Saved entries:
---

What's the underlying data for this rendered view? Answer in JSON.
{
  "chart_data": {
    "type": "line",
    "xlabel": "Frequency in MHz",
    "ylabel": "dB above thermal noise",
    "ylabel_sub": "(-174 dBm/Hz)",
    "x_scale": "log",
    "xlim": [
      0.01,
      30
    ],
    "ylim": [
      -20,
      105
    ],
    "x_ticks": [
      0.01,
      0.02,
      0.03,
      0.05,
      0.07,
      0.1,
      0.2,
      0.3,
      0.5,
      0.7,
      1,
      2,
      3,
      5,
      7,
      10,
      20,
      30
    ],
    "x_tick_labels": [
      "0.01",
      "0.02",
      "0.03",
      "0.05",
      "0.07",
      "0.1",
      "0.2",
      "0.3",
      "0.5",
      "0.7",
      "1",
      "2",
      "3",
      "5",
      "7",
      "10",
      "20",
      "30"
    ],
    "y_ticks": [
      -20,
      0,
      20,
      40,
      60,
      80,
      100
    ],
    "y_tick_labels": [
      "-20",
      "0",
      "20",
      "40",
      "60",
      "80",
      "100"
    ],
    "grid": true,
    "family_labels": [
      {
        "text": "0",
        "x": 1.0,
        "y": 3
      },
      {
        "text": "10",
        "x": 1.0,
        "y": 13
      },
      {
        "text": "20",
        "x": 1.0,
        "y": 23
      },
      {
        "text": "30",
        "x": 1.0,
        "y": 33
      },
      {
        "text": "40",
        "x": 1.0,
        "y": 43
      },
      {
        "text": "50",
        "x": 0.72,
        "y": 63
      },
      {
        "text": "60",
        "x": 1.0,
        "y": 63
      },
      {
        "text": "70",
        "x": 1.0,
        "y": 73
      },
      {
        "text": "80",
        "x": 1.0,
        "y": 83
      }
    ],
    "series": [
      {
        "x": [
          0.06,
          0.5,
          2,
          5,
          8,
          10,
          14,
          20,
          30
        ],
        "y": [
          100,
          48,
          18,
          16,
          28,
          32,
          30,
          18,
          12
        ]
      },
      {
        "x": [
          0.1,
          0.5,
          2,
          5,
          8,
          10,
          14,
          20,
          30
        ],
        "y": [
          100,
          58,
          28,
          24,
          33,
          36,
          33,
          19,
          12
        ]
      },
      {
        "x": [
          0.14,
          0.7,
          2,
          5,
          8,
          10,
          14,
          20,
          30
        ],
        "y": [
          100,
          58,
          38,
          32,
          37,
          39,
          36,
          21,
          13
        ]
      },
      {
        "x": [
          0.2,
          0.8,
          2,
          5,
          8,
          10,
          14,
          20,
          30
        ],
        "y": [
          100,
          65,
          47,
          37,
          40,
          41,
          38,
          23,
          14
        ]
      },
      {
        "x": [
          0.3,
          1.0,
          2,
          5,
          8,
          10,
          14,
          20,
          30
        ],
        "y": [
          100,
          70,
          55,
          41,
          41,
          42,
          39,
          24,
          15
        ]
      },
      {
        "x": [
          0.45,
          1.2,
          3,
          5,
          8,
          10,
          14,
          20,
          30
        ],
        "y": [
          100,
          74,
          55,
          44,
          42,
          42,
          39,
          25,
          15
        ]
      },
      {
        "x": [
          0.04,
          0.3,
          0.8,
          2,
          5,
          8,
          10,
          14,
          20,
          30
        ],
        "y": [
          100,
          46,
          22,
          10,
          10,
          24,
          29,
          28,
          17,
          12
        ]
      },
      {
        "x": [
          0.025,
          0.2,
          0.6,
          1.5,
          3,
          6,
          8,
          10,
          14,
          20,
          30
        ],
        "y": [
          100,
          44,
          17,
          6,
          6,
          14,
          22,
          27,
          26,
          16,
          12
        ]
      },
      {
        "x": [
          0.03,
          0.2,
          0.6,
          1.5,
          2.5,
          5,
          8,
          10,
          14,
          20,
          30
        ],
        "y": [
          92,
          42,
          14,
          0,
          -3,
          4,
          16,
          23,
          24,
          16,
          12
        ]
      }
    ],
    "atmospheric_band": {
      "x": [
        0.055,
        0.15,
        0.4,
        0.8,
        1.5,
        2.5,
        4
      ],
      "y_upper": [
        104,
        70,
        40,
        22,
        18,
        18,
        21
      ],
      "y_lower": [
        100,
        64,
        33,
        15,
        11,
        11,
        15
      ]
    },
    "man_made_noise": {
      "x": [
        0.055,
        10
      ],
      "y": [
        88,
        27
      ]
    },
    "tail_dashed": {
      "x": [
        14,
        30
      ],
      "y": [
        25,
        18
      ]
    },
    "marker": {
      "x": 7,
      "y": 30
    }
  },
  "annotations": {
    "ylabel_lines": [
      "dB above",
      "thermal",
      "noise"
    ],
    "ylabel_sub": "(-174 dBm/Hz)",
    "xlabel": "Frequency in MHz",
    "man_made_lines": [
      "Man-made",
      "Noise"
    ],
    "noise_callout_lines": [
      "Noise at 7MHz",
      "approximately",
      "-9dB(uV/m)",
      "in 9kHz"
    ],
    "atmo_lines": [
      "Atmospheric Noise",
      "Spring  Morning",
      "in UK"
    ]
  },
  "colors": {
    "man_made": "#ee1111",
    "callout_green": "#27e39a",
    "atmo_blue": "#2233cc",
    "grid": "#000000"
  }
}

---

CHALLENGE: Transcribe all of the lines in the records precisely.

OUTPUT:
What's the underlying data for this rendered view? Answer in JSON.
{
  "chart_data": {
    "type": "line",
    "xlabel": "Frequency in MHz",
    "ylabel": "dB above thermal noise",
    "ylabel_sub": "(-174 dBm/Hz)",
    "x_scale": "log",
    "xlim": [
      0.01,
      30
    ],
    "ylim": [
      -20,
      105
    ],
    "x_ticks": [
      0.01,
      0.02,
      0.03,
      0.05,
      0.07,
      0.1,
      0.2,
      0.3,
      0.5,
      0.7,
      1,
      2,
      3,
      5,
      7,
      10,
      20,
      30
    ],
    "x_tick_labels": [
      "0.01",
      "0.02",
      "0.03",
      "0.05",
      "0.07",
      "0.1",
      "0.2",
      "0.3",
      "0.5",
      "0.7",
      "1",
      "2",
      "3",
      "5",
      "7",
      "10",
      "20",
      "30"
    ],
    "y_ticks": [
      -20,
      0,
      20,
      40,
      60,
      80,
      100
    ],
    "y_tick_labels": [
      "-20",
      "0",
      "20",
      "40",
      "60",
      "80",
      "100"
    ],
    "grid": true,
    "family_labels": [
      {
        "text": "0",
        "x": 1.0,
        "y": 3
      },
      {
        "text": "10",
        "x": 1.0,
        "y": 13
      },
      {
        "text": "20",
        "x": 1.0,
        "y": 23
      },
      {
        "text": "30",
        "x": 1.0,
        "y": 33
      },
      {
        "text": "40",
        "x": 1.0,
        "y": 43
      },
      {
        "text": "50",
        "x": 0.72,
        "y": 63
      },
      {
        "text": "60",
        "x": 1.0,
        "y": 63
      },
      {
        "text": "70",
        "x": 1.0,
        "y": 73
      },
      {
        "text": "80",
        "x": 1.0,
        "y": 83
      }
    ],
    "series": [
      {
        "x": [
          0.06,
          0.5,
          2,
          5,
          8,
          10,
          14,
          20,
          30
        ],
        "y": [
          100,
          48,
          18,
          16,
          28,
          32,
          30,
          18,
          12
        ]
      },
      {
        "x": [
          0.1,
          0.5,
          2,
          5,
          8,
          10,
          14,
          20,
          30
        ],
        "y": [
          100,
          58,
          28,
          24,
          33,
          36,
          33,
          19,
          12
        ]
      },
      {
        "x": [
          0.14,
          0.7,
          2,
          5,
          8,
          10,
          14,
          20,
          30
        ],
        "y": [
          100,
          58,
          38,
          32,
          37,
          39,
          36,
          21,
          13
        ]
      },
      {
        "x": [
          0.2,
          0.8,
          2,
          5,
          8,
          10,
          14,
          20,
          30
        ],
        "y": [
          100,
          65,
          47,
          37,
          40,
          41,
          38,
          23,
          14
        ]
      },
      {
        "x": [
          0.3,
          1.0,
          2,
          5,
          8,
          10,
          14,
          20,
          30
        ],
        "y": [
          100,
          70,
          55,
          41,
          41,
          42,
          39,
          24,
          15
        ]
      },
      {
        "x": [
          0.45,
          1.2,
          3,
          5,
          8,
          10,
          14,
          20,
          30
        ],
        "y": [
          100,
          74,
          55,
          44,
          42,
          42,
          39,
          25,
          15
        ]
      },
      {
        "x": [
          0.04,
          0.3,
          0.8,
          2,
          5,
          8,
          10,
          14,
          20,
          30
        ],
        "y": [
          100,
          46,
          22,
          10,
          10,
          24,
          29,
          28,
          17,
          12
        ]
      },
      {
        "x": [
          0.025,
          0.2,
          0.6,
          1.5,
          3,
          6,
          8,
          10,
          14,
          20,
          30
        ],
        "y": [
          100,
          44,
          17,
          6,
          6,
          14,
          22,
          27,
          26,
          16,
          12
        ]
      },
      {
        "x": [
          0.03,
          0.2,
          0.6,
          1.5,
          2.5,
          5,
          8,
          10,
          14,
          20,
          30
        ],
        "y": [
          92,
          42,
          14,
          0,
          -3,
          4,
          16,
          23,
          24,
          16,
          12
        ]
      }
    ],
    "atmospheric_band": {
      "x": [
        0.055,
        0.15,
        0.4,
        0.8,
        1.5,
        2.5,
        4
      ],
      "y_upper": [
        104,
        70,
        40,
        22,
        18,
        18,
        21
      ],
      "y_lower": [
        100,
        64,
        33,
        15,
        11,
        11,
        15
      ]
    },
    "man_made_noise": {
      "x": [
        0.055,
        10
      ],
      "y": [
        88,
        27
      ]
    },
    "tail_dashed": {
      "x": [
        14,
        30
      ],
      "y": [
        25,
        18
      ]
    },
    "marker": {
      "x": 7,
      "y": 30
    }
  },
  "annotations": {
    "ylabel_lines": [
      "dB above",
      "thermal",
      "noise"
    ],
    "ylabel_sub": "(-174 dBm/Hz)",
    "xlabel": "Frequency in MHz",
    "man_made_lines": [
      "Man-made",
      "Noise"
    ],
    "noise_callout_lines": [
      "Noise at 7MHz",
      "approximately",
      "-9dB(uV/m)",
      "in 9kHz"
    ],
    "atmo_lines": [
      "Atmospheric Noise",
      "Spring  Morning",
      "in UK"
    ]
  },
  "colors": {
    "man_made": "#ee1111",
    "callout_green": "#27e39a",
    "atmo_blue": "#2233cc",
    "grid": "#000000"
  }
}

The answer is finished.